__Figure data in JSON__
※ ※ ※

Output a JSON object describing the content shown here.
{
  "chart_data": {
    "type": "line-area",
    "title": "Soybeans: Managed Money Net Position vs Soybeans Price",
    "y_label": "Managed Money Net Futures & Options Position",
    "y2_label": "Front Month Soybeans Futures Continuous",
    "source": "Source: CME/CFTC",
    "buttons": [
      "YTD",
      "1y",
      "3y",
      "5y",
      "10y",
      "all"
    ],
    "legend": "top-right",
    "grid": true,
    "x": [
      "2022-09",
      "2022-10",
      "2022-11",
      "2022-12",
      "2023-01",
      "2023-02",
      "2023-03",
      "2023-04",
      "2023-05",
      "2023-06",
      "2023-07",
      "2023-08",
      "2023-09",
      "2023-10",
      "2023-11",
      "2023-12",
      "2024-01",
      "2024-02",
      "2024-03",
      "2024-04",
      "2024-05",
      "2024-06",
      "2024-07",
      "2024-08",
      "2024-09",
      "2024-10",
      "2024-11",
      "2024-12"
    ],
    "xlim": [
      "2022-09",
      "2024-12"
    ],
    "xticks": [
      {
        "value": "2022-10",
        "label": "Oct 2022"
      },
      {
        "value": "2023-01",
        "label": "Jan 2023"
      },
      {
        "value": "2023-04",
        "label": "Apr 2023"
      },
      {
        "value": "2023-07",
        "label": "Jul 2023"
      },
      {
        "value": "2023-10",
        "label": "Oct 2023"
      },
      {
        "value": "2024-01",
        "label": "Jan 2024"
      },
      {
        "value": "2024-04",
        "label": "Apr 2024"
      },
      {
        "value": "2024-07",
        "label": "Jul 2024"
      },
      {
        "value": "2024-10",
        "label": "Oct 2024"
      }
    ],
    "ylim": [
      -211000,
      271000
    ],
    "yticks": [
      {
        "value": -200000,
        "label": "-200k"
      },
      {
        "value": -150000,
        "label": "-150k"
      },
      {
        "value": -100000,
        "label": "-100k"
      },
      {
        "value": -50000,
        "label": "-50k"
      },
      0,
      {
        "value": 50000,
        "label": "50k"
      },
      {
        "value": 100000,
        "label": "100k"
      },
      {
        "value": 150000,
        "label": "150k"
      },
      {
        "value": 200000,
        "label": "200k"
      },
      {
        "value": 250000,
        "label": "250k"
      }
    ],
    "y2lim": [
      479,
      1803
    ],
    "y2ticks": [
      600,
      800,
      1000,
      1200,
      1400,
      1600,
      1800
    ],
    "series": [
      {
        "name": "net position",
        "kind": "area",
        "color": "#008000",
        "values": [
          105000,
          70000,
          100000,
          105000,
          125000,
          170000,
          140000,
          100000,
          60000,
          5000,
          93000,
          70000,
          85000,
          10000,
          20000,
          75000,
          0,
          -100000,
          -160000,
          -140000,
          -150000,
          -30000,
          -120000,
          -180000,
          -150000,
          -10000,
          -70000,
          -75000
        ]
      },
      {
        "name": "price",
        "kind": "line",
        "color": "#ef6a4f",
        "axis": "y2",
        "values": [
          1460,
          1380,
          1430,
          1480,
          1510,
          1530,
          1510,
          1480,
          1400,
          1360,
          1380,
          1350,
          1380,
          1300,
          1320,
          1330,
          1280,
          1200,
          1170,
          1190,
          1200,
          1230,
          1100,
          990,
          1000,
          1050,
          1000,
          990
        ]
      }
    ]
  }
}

※ ※ ※

__Job__
Gather up the lines containing the word "Futures" from these records and copy them.

__Answer for the task__
    "y_label": "Managed Money Net Futures & Options Position",
    "y2_label": "Front Month Soybeans Futures Continuous",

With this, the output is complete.